- EXERCISE TASK
Extract every line that contains the string "which".

──────────────────────────────

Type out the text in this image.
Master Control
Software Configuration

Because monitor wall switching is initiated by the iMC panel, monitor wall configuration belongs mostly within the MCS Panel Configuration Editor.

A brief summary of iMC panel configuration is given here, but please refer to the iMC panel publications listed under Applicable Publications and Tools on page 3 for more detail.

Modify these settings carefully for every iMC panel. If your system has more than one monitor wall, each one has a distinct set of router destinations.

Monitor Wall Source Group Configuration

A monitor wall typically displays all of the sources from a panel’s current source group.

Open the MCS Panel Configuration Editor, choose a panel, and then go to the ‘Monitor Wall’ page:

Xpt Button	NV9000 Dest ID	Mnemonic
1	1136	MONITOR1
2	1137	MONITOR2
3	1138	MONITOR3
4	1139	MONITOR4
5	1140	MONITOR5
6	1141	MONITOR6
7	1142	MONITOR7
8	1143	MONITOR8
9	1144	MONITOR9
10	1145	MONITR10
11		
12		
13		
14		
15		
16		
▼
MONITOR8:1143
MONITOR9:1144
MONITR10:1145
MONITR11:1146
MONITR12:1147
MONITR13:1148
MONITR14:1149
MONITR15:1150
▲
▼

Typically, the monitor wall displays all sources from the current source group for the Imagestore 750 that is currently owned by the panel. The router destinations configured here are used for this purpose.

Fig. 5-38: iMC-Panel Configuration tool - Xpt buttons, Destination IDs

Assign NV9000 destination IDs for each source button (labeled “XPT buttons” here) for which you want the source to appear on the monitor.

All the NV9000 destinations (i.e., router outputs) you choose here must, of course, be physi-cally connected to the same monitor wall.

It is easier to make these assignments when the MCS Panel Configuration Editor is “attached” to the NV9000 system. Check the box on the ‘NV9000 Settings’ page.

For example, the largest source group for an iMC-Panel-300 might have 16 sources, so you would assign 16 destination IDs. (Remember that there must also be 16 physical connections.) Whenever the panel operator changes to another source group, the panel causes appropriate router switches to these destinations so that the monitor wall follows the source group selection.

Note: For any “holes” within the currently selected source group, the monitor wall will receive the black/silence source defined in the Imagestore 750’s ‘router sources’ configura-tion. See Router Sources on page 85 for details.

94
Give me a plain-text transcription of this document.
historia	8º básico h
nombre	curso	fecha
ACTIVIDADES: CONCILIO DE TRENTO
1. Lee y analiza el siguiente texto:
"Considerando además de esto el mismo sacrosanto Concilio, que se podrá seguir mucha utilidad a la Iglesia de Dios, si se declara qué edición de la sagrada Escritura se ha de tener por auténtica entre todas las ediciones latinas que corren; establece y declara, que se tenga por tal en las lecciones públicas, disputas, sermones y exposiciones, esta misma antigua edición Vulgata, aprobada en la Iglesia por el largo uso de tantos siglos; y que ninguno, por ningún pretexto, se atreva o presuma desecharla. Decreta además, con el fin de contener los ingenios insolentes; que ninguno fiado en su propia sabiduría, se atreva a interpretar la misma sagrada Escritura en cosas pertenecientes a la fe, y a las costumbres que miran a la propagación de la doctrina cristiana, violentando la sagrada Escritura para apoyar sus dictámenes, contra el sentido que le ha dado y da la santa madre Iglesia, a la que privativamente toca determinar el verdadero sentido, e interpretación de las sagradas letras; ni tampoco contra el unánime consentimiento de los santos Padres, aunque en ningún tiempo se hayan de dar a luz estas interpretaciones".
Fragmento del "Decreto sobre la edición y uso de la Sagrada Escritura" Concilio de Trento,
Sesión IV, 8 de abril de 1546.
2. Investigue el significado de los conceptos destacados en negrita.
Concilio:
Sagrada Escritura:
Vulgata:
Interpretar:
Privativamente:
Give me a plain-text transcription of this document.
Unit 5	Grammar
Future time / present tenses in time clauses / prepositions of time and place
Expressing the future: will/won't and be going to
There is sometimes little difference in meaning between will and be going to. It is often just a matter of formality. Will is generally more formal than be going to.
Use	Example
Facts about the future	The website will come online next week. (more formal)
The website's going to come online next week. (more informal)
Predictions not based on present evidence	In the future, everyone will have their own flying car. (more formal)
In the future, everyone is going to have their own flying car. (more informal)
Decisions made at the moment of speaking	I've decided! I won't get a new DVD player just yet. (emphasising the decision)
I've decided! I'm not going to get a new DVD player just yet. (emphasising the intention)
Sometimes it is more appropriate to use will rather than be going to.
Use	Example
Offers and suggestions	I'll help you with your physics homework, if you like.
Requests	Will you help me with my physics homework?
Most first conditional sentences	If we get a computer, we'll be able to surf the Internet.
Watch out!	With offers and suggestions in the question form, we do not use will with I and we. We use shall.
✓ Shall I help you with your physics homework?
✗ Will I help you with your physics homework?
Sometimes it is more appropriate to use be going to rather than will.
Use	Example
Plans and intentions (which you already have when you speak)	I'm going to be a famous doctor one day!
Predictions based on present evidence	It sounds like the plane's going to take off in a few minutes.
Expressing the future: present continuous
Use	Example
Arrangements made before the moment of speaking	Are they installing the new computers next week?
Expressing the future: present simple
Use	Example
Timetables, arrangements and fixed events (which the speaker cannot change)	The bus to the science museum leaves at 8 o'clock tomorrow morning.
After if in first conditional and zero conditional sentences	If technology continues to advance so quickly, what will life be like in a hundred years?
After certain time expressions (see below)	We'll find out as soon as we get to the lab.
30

──────────────────────────────

- TASK OUTPUT
Assign NV9000 destination IDs for each source button (labeled “XPT buttons” here) for which you want the source to appear on the monitor.
Plans and intentions (which you already have when you speak)	I'm going to be a famous doctor one day!
Timetables, arrangements and fixed events (which the speaker cannot change)	The bus to the science museum leaves at 8 o'clock tomorrow morning.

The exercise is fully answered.